- The problem: What you return should match every record exactly, with the images removed.

- Data provided:
────────────────

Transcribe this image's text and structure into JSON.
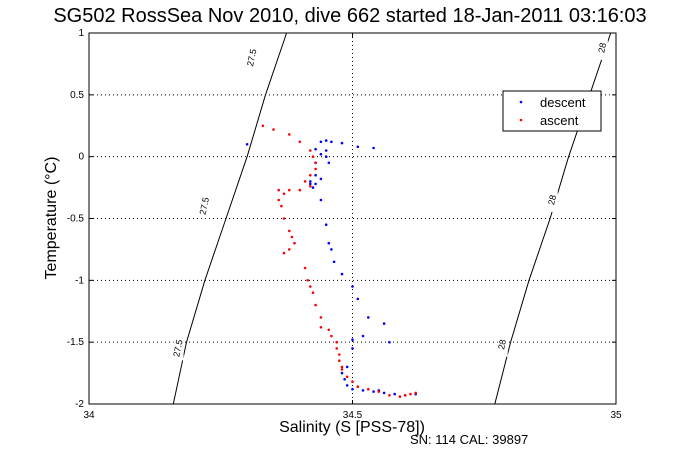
{
  "chart_data": {
    "type": "scatter",
    "title": "SG502 RossSea Nov 2010, dive 662 started 18-Jan-2011 03:16:03",
    "xlabel": "Salinity (S [PSS-78])",
    "ylabel": "Temperature (°C)",
    "xlim": [
      34,
      35
    ],
    "ylim": [
      -2,
      1
    ],
    "xticks": [
      "34",
      "34.5",
      "35"
    ],
    "yticks": [
      "-2",
      "-1.5",
      "-1",
      "-0.5",
      "0",
      "0.5",
      "1"
    ],
    "grid": true,
    "legend": {
      "placement": "top-right",
      "entries": [
        "descent",
        "ascent"
      ]
    },
    "footer": "SN: 114  CAL: 39897",
    "colors": {
      "descent": "#0000ff",
      "ascent": "#ff0000",
      "contour": "#000000"
    },
    "contours": [
      {
        "level": "27.5",
        "points": [
          [
            34.16,
            -2.0
          ],
          [
            34.185,
            -1.5
          ],
          [
            34.22,
            -1.0
          ],
          [
            34.26,
            -0.5
          ],
          [
            34.3,
            0.0
          ],
          [
            34.335,
            0.5
          ],
          [
            34.375,
            1.0
          ]
        ],
        "labels": [
          {
            "text": "27.5",
            "x": 34.17,
            "y": -1.55
          },
          {
            "text": "27.5",
            "x": 34.22,
            "y": -0.4
          },
          {
            "text": "27.5",
            "x": 34.31,
            "y": 0.8
          }
        ]
      },
      {
        "level": "28",
        "points": [
          [
            34.77,
            -2.0
          ],
          [
            34.8,
            -1.5
          ],
          [
            34.835,
            -1.0
          ],
          [
            34.875,
            -0.5
          ],
          [
            34.91,
            0.0
          ],
          [
            34.95,
            0.5
          ],
          [
            34.99,
            1.0
          ]
        ],
        "labels": [
          {
            "text": "28",
            "x": 34.785,
            "y": -1.52
          },
          {
            "text": "28",
            "x": 34.88,
            "y": -0.35
          },
          {
            "text": "28",
            "x": 34.975,
            "y": 0.88
          }
        ]
      }
    ],
    "series": [
      {
        "name": "descent",
        "points": [
          [
            34.3,
            0.1
          ],
          [
            34.44,
            0.12
          ],
          [
            34.45,
            0.13
          ],
          [
            34.46,
            0.12
          ],
          [
            34.48,
            0.11
          ],
          [
            34.51,
            0.08
          ],
          [
            34.54,
            0.07
          ],
          [
            34.45,
            0.05
          ],
          [
            34.44,
            0.02
          ],
          [
            34.43,
            -0.05
          ],
          [
            34.43,
            -0.15
          ],
          [
            34.42,
            -0.2
          ],
          [
            34.425,
            -0.25
          ],
          [
            34.42,
            -0.22
          ],
          [
            34.43,
            -0.22
          ],
          [
            34.44,
            -0.18
          ],
          [
            34.45,
            0.0
          ],
          [
            34.43,
            0.06
          ],
          [
            34.455,
            -0.05
          ],
          [
            34.44,
            -0.35
          ],
          [
            34.45,
            -0.55
          ],
          [
            34.455,
            -0.7
          ],
          [
            34.46,
            -0.75
          ],
          [
            34.465,
            -0.85
          ],
          [
            34.48,
            -0.95
          ],
          [
            34.5,
            -1.05
          ],
          [
            34.51,
            -1.15
          ],
          [
            34.53,
            -1.3
          ],
          [
            34.56,
            -1.35
          ],
          [
            34.57,
            -1.5
          ],
          [
            34.52,
            -1.45
          ],
          [
            34.5,
            -1.48
          ],
          [
            34.5,
            -1.55
          ],
          [
            34.49,
            -1.7
          ],
          [
            34.48,
            -1.75
          ],
          [
            34.485,
            -1.8
          ],
          [
            34.49,
            -1.85
          ],
          [
            34.5,
            -1.88
          ],
          [
            34.52,
            -1.89
          ],
          [
            34.54,
            -1.9
          ],
          [
            34.55,
            -1.89
          ],
          [
            34.56,
            -1.91
          ],
          [
            34.58,
            -1.92
          ],
          [
            34.6,
            -1.93
          ],
          [
            34.62,
            -1.92
          ]
        ]
      },
      {
        "name": "ascent",
        "points": [
          [
            34.33,
            0.25
          ],
          [
            34.35,
            0.22
          ],
          [
            34.38,
            0.18
          ],
          [
            34.4,
            0.12
          ],
          [
            34.42,
            0.05
          ],
          [
            34.425,
            0.0
          ],
          [
            34.43,
            -0.05
          ],
          [
            34.43,
            -0.1
          ],
          [
            34.42,
            -0.15
          ],
          [
            34.41,
            -0.2
          ],
          [
            34.42,
            -0.24
          ],
          [
            34.4,
            -0.27
          ],
          [
            34.38,
            -0.27
          ],
          [
            34.36,
            -0.27
          ],
          [
            34.37,
            -0.3
          ],
          [
            34.36,
            -0.35
          ],
          [
            34.365,
            -0.4
          ],
          [
            34.37,
            -0.5
          ],
          [
            34.38,
            -0.6
          ],
          [
            34.385,
            -0.65
          ],
          [
            34.39,
            -0.7
          ],
          [
            34.38,
            -0.75
          ],
          [
            34.37,
            -0.78
          ],
          [
            34.41,
            -0.9
          ],
          [
            34.415,
            -1.0
          ],
          [
            34.42,
            -1.05
          ],
          [
            34.425,
            -1.1
          ],
          [
            34.43,
            -1.2
          ],
          [
            34.44,
            -1.3
          ],
          [
            34.44,
            -1.38
          ],
          [
            34.455,
            -1.4
          ],
          [
            34.46,
            -1.45
          ],
          [
            34.47,
            -1.5
          ],
          [
            34.47,
            -1.55
          ],
          [
            34.475,
            -1.6
          ],
          [
            34.475,
            -1.65
          ],
          [
            34.48,
            -1.7
          ],
          [
            34.48,
            -1.72
          ],
          [
            34.49,
            -1.78
          ],
          [
            34.5,
            -1.82
          ],
          [
            34.51,
            -1.86
          ],
          [
            34.53,
            -1.88
          ],
          [
            34.55,
            -1.9
          ],
          [
            34.57,
            -1.93
          ],
          [
            34.59,
            -1.94
          ],
          [
            34.6,
            -1.93
          ],
          [
            34.61,
            -1.92
          ],
          [
            34.62,
            -1.91
          ]
        ]
      }
    ]
  }
}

────────────────

- Task solution:
Transcribe this image's text and structure into JSON.
{
  "chart_data": {
    "type": "scatter",
    "title": "SG502 RossSea Nov 2010, dive 662 started 18-Jan-2011 03:16:03",
    "xlabel": "Salinity (S [PSS-78])",
    "ylabel": "Temperature (°C)",
    "xlim": [
      34,
      35
    ],
    "ylim": [
      -2,
      1
    ],
    "xticks": [
      "34",
      "34.5",
      "35"
    ],
    "yticks": [
      "-2",
      "-1.5",
      "-1",
      "-0.5",
      "0",
      "0.5",
      "1"
    ],
    "grid": true,
    "legend": {
      "placement": "top-right",
      "entries": [
        "descent",
        "ascent"
      ]
    },
    "footer": "SN: 114  CAL: 39897",
    "colors": {
      "descent": "#0000ff",
      "ascent": "#ff0000",
      "contour": "#000000"
    },
    "contours": [
      {
        "level": "27.5",
        "points": [
          [
            34.16,
            -2.0
          ],
          [
            34.185,
            -1.5
          ],
          [
            34.22,
            -1.0
          ],
          [
            34.26,
            -0.5
          ],
          [
            34.3,
            0.0
          ],
          [
            34.335,
            0.5
          ],
          [
            34.375,
            1.0
          ]
        ],
        "labels": [
          {
            "text": "27.5",
            "x": 34.17,
            "y": -1.55
          },
          {
            "text": "27.5",
            "x": 34.22,
            "y": -0.4
          },
          {
            "text": "27.5",
            "x": 34.31,
            "y": 0.8
          }
        ]
      },
      {
        "level": "28",
        "points": [
          [
            34.77,
            -2.0
          ],
          [
            34.8,
            -1.5
          ],
          [
            34.835,
            -1.0
          ],
          [
            34.875,
            -0.5
          ],
          [
            34.91,
            0.0
          ],
          [
            34.95,
            0.5
          ],
          [
            34.99,
            1.0
          ]
        ],
        "labels": [
          {
            "text": "28",
            "x": 34.785,
            "y": -1.52
          },
          {
            "text": "28",
            "x": 34.88,
            "y": -0.35
          },
          {
            "text": "28",
            "x": 34.975,
            "y": 0.88
          }
        ]
      }
    ],
    "series": [
      {
        "name": "descent",
        "points": [
          [
            34.3,
            0.1
          ],
          [
            34.44,
            0.12
          ],
          [
            34.45,
            0.13
          ],
          [
            34.46,
            0.12
          ],
          [
            34.48,
            0.11
          ],
          [
            34.51,
            0.08
          ],
          [
            34.54,
            0.07
          ],
          [
            34.45,
            0.05
          ],
          [
            34.44,
            0.02
          ],
          [
            34.43,
            -0.05
          ],
          [
            34.43,
            -0.15
          ],
          [
            34.42,
            -0.2
          ],
          [
            34.425,
            -0.25
          ],
          [
            34.42,
            -0.22
          ],
          [
            34.43,
            -0.22
          ],
          [
            34.44,
            -0.18
          ],
          [
            34.45,
            0.0
          ],
          [
            34.43,
            0.06
          ],
          [
            34.455,
            -0.05
          ],
          [
            34.44,
            -0.35
          ],
          [
            34.45,
            -0.55
          ],
          [
            34.455,
            -0.7
          ],
          [
            34.46,
            -0.75
          ],
          [
            34.465,
            -0.85
          ],
          [
            34.48,
            -0.95
          ],
          [
            34.5,
            -1.05
          ],
          [
            34.51,
            -1.15
          ],
          [
            34.53,
            -1.3
          ],
          [
            34.56,
            -1.35
          ],
          [
            34.57,
            -1.5
          ],
          [
            34.52,
            -1.45
          ],
          [
            34.5,
            -1.48
          ],
          [
            34.5,
            -1.55
          ],
          [
            34.49,
            -1.7
          ],
          [
            34.48,
            -1.75
          ],
          [
            34.485,
            -1.8
          ],
          [
            34.49,
            -1.85
          ],
          [
            34.5,
            -1.88
          ],
          [
            34.52,
            -1.89
          ],
          [
            34.54,
            -1.9
          ],
          [
            34.55,
            -1.89
          ],
          [
            34.56,
            -1.91
          ],
          [
            34.58,
            -1.92
          ],
          [
            34.6,
            -1.93
          ],
          [
            34.62,
            -1.92
          ]
        ]
      },
      {
        "name": "ascent",
        "points": [
          [
            34.33,
            0.25
          ],
          [
            34.35,
            0.22
          ],
          [
            34.38,
            0.18
          ],
          [
            34.4,
            0.12
          ],
          [
            34.42,
            0.05
          ],
          [
            34.425,
            0.0
          ],
          [
            34.43,
            -0.05
          ],
          [
            34.43,
            -0.1
          ],
          [
            34.42,
            -0.15
          ],
          [
            34.41,
            -0.2
          ],
          [
            34.42,
            -0.24
          ],
          [
            34.4,
            -0.27
          ],
          [
            34.38,
            -0.27
          ],
          [
            34.36,
            -0.27
          ],
          [
            34.37,
            -0.3
          ],
          [
            34.36,
            -0.35
          ],
          [
            34.365,
            -0.4
          ],
          [
            34.37,
            -0.5
          ],
          [
            34.38,
            -0.6
          ],
          [
            34.385,
            -0.65
          ],
          [
            34.39,
            -0.7
          ],
          [
            34.38,
            -0.75
          ],
          [
            34.37,
            -0.78
          ],
          [
            34.41,
            -0.9
          ],
          [
            34.415,
            -1.0
          ],
          [
            34.42,
            -1.05
          ],
          [
            34.425,
            -1.1
          ],
          [
            34.43,
            -1.2
          ],
          [
            34.44,
            -1.3
          ],
          [
            34.44,
            -1.38
          ],
          [
            34.455,
            -1.4
          ],
          [
            34.46,
            -1.45
          ],
          [
            34.47,
            -1.5
          ],
          [
            34.47,
            -1.55
          ],
          [
            34.475,
            -1.6
          ],
          [
            34.475,
            -1.65
          ],
          [
            34.48,
            -1.7
          ],
          [
            34.48,
            -1.72
          ],
          [
            34.49,
            -1.78
          ],
          [
            34.5,
            -1.82
          ],
          [
            34.51,
            -1.86
          ],
          [
            34.53,
            -1.88
          ],
          [
            34.55,
            -1.9
          ],
          [
            34.57,
            -1.93
          ],
          [
            34.59,
            -1.94
          ],
          [
            34.6,
            -1.93
          ],
          [
            34.61,
            -1.92
          ],
          [
            34.62,
            -1.91
          ]
        ]
      }
    ]
  }
}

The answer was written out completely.